* EXERCISE INSTRUCTIONS *
Copy the records below, substituting "Misión" for every "Visión" and leaving everything else unchanged.

--------------------------------------------------

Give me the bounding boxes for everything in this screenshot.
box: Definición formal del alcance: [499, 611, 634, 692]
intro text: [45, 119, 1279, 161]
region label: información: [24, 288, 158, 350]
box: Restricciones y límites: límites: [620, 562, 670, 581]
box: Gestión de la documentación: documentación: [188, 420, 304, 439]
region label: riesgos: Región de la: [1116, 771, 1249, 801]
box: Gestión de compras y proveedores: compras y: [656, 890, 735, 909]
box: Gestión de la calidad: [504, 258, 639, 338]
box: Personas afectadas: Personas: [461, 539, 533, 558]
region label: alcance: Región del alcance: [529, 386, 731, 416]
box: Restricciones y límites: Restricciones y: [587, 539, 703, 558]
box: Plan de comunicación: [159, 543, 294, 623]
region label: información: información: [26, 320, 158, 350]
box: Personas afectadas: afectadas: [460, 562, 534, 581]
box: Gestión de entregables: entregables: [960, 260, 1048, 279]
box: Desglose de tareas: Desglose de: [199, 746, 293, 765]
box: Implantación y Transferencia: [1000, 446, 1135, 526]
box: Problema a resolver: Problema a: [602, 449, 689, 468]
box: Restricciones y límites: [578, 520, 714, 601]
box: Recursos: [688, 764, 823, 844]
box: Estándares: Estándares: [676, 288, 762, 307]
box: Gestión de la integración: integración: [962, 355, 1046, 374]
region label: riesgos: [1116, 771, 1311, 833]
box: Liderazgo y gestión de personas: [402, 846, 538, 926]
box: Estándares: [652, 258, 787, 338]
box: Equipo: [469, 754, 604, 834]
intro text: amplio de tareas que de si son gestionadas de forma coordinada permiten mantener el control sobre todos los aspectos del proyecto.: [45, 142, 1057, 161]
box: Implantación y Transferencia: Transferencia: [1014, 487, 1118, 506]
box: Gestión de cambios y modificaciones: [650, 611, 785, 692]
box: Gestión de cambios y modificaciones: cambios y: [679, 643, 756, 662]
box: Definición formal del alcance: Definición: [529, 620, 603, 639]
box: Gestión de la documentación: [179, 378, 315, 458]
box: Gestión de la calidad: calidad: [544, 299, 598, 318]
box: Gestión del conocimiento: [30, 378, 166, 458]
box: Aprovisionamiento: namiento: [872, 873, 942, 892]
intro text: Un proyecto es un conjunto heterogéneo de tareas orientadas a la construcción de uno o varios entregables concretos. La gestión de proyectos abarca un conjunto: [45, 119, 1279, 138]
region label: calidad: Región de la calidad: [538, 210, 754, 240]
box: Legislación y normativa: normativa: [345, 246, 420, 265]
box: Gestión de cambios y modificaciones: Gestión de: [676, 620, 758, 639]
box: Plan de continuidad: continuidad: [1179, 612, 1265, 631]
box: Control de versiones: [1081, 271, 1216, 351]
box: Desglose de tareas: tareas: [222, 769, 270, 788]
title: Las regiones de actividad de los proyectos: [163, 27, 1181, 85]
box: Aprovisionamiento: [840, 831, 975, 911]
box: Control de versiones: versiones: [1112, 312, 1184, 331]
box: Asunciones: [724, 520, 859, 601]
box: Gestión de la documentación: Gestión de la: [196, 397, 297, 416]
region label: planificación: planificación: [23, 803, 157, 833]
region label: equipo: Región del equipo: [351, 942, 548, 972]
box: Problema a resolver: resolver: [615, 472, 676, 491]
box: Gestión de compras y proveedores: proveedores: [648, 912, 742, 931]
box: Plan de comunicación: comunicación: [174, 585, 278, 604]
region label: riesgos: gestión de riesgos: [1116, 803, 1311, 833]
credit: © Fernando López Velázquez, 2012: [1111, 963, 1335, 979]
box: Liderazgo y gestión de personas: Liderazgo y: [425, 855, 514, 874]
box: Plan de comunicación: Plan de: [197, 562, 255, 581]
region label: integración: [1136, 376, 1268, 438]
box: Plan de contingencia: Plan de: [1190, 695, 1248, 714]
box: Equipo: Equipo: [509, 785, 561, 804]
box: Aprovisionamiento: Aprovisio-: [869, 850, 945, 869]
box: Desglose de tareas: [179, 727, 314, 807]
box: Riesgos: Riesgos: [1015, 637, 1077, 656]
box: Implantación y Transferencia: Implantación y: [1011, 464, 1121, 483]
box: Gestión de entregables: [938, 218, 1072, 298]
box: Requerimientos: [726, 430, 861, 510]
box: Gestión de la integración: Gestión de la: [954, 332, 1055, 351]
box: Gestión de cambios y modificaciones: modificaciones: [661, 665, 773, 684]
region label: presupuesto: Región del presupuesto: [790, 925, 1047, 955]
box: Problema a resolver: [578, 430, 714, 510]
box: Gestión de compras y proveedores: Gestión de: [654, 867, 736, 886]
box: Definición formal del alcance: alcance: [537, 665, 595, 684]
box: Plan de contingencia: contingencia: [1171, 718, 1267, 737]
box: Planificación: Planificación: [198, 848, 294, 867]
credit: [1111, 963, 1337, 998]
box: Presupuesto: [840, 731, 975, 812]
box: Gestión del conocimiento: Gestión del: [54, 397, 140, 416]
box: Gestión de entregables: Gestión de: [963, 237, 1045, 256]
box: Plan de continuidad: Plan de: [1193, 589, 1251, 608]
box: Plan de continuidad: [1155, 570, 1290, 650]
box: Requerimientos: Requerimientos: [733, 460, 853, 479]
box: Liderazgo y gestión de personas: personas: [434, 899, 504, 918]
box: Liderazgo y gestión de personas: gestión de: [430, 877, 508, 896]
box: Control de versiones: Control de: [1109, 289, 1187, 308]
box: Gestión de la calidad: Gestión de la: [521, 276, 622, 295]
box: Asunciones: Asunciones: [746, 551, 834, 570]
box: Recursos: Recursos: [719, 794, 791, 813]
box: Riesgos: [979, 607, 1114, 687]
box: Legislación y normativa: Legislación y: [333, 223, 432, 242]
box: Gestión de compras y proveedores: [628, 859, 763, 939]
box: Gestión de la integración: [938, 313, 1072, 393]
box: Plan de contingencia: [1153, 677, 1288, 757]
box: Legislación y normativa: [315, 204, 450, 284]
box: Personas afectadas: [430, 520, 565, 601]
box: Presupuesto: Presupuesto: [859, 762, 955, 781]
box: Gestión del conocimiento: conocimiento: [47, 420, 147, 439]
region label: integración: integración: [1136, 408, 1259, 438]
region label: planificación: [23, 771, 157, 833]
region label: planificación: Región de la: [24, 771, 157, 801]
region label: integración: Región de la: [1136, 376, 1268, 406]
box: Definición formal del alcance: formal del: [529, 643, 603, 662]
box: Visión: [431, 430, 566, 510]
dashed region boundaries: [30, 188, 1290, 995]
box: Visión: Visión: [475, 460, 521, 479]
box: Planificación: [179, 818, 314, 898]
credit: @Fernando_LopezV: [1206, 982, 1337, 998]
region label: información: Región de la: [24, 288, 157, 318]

--------------------------------------------------

* ANSWER IN FULL *
Give me the bounding boxes for everything in this screenshot.
box: Definición formal del alcance: [499, 611, 634, 692]
intro text: [45, 119, 1279, 161]
region label: información: [24, 288, 158, 350]
box: Restricciones y límites: límites: [620, 562, 670, 581]
box: Gestión de la documentación: documentación: [188, 420, 304, 439]
region label: riesgos: Región de la: [1116, 771, 1249, 801]
box: Gestión de compras y proveedores: compras y: [656, 890, 735, 909]
box: Gestión de la calidad: [504, 258, 639, 338]
box: Personas afectadas: Personas: [461, 539, 533, 558]
region label: alcance: Región del alcance: [529, 386, 731, 416]
box: Restricciones y límites: Restricciones y: [587, 539, 703, 558]
box: Plan de comunicación: [159, 543, 294, 623]
region label: información: información: [26, 320, 158, 350]
box: Personas afectadas: afectadas: [460, 562, 534, 581]
box: Gestión de entregables: entregables: [960, 260, 1048, 279]
box: Desglose de tareas: Desglose de: [199, 746, 293, 765]
box: Implantación y Transferencia: [1000, 446, 1135, 526]
box: Problema a resolver: Problema a: [602, 449, 689, 468]
box: Restricciones y límites: [578, 520, 714, 601]
box: Recursos: [688, 764, 823, 844]
box: Estándares: Estándares: [676, 288, 762, 307]
box: Gestión de la integración: integración: [962, 355, 1046, 374]
region label: riesgos: [1116, 771, 1311, 833]
box: Liderazgo y gestión de personas: [402, 846, 538, 926]
box: Estándares: [652, 258, 787, 338]
box: Equipo: [469, 754, 604, 834]
intro text: amplio de tareas que de si son gestionadas de forma coordinada permiten mantener el control sobre todos los aspectos del proyecto.: [45, 142, 1057, 161]
box: Implantación y Transferencia: Transferencia: [1014, 487, 1118, 506]
box: Gestión de cambios y modificaciones: [650, 611, 785, 692]
box: Gestión de cambios y modificaciones: cambios y: [679, 643, 756, 662]
box: Definición formal del alcance: Definición: [529, 620, 603, 639]
box: Gestión de la documentación: [179, 378, 315, 458]
box: Gestión de la calidad: calidad: [544, 299, 598, 318]
box: Gestión del conocimiento: [30, 378, 166, 458]
box: Aprovisionamiento: namiento: [872, 873, 942, 892]
intro text: Un proyecto es un conjunto heterogéneo de tareas orientadas a la construcción de uno o varios entregables concretos. La gestión de proyectos abarca un conjunto: [45, 119, 1279, 138]
region label: calidad: Región de la calidad: [538, 210, 754, 240]
box: Legislación y normativa: normativa: [345, 246, 420, 265]
box: Gestión de cambios y modificaciones: Gestión de: [676, 620, 758, 639]
box: Plan de continuidad: continuidad: [1179, 612, 1265, 631]
box: Control de versiones: [1081, 271, 1216, 351]
box: Desglose de tareas: tareas: [222, 769, 270, 788]
title: Las regiones de actividad de los proyectos: [163, 27, 1181, 85]
box: Aprovisionamiento: [840, 831, 975, 911]
box: Control de versiones: versiones: [1112, 312, 1184, 331]
box: Asunciones: [724, 520, 859, 601]
box: Gestión de la documentación: Gestión de la: [196, 397, 297, 416]
region label: planificación: planificación: [23, 803, 157, 833]
region label: equipo: Región del equipo: [351, 942, 548, 972]
box: Problema a resolver: resolver: [615, 472, 676, 491]
box: Gestión de compras y proveedores: proveedores: [648, 912, 742, 931]
box: Plan de comunicación: comunicación: [174, 585, 278, 604]
region label: riesgos: gestión de riesgos: [1116, 803, 1311, 833]
credit: © Fernando López Velázquez, 2012: [1111, 963, 1335, 979]
box: Liderazgo y gestión de personas: Liderazgo y: [425, 855, 514, 874]
box: Plan de comunicación: Plan de: [197, 562, 255, 581]
region label: integración: [1136, 376, 1268, 438]
box: Plan de contingencia: Plan de: [1190, 695, 1248, 714]
box: Equipo: Equipo: [509, 785, 561, 804]
box: Aprovisionamiento: Aprovisio-: [869, 850, 945, 869]
box: Desglose de tareas: [179, 727, 314, 807]
box: Riesgos: Riesgos: [1015, 637, 1077, 656]
box: Implantación y Transferencia: Implantación y: [1011, 464, 1121, 483]
box: Gestión de entregables: [938, 218, 1072, 298]
box: Requerimientos: [726, 430, 861, 510]
box: Gestión de la integración: Gestión de la: [954, 332, 1055, 351]
box: Gestión de cambios y modificaciones: modificaciones: [661, 665, 773, 684]
region label: presupuesto: Región del presupuesto: [790, 925, 1047, 955]
box: Problema a resolver: [578, 430, 714, 510]
box: Gestión de compras y proveedores: Gestión de: [654, 867, 736, 886]
box: Definición formal del alcance: alcance: [537, 665, 595, 684]
box: Plan de contingencia: contingencia: [1171, 718, 1267, 737]
box: Planificación: Planificación: [198, 848, 294, 867]
credit: [1111, 963, 1337, 998]
box: Presupuesto: [840, 731, 975, 812]
box: Gestión del conocimiento: Gestión del: [54, 397, 140, 416]
box: Gestión de entregables: Gestión de: [963, 237, 1045, 256]
box: Plan de continuidad: Plan de: [1193, 589, 1251, 608]
box: Plan de continuidad: [1155, 570, 1290, 650]
box: Requerimientos: Requerimientos: [733, 460, 853, 479]
box: Liderazgo y gestión de personas: personas: [434, 899, 504, 918]
box: Liderazgo y gestión de personas: gestión de: [430, 877, 508, 896]
box: Control de versiones: Control de: [1109, 289, 1187, 308]
box: Gestión de la calidad: Gestión de la: [521, 276, 622, 295]
box: Asunciones: Asunciones: [746, 551, 834, 570]
box: Recursos: Recursos: [719, 794, 791, 813]
box: Riesgos: [979, 607, 1114, 687]
box: Legislación y normativa: Legislación y: [333, 223, 432, 242]
box: Gestión de compras y proveedores: [628, 859, 763, 939]
box: Gestión de la integración: [938, 313, 1072, 393]
box: Plan de contingencia: [1153, 677, 1288, 757]
box: Legislación y normativa: [315, 204, 450, 284]
box: Personas afectadas: [430, 520, 565, 601]
box: Presupuesto: Presupuesto: [859, 762, 955, 781]
box: Gestión del conocimiento: conocimiento: [47, 420, 147, 439]
region label: integración: integración: [1136, 408, 1259, 438]
region label: planificación: [23, 771, 157, 833]
region label: planificación: Región de la: [24, 771, 157, 801]
region label: integración: Región de la: [1136, 376, 1268, 406]
box: Definición formal del alcance: formal del: [529, 643, 603, 662]
box: Misión: [431, 430, 566, 510]
dashed region boundaries: [30, 188, 1290, 995]
box: Misión: Misión: [475, 460, 521, 479]
box: Planificación: [179, 818, 314, 898]
credit: @Fernando_LopezV: [1206, 982, 1337, 998]
region label: información: Región de la: [24, 288, 157, 318]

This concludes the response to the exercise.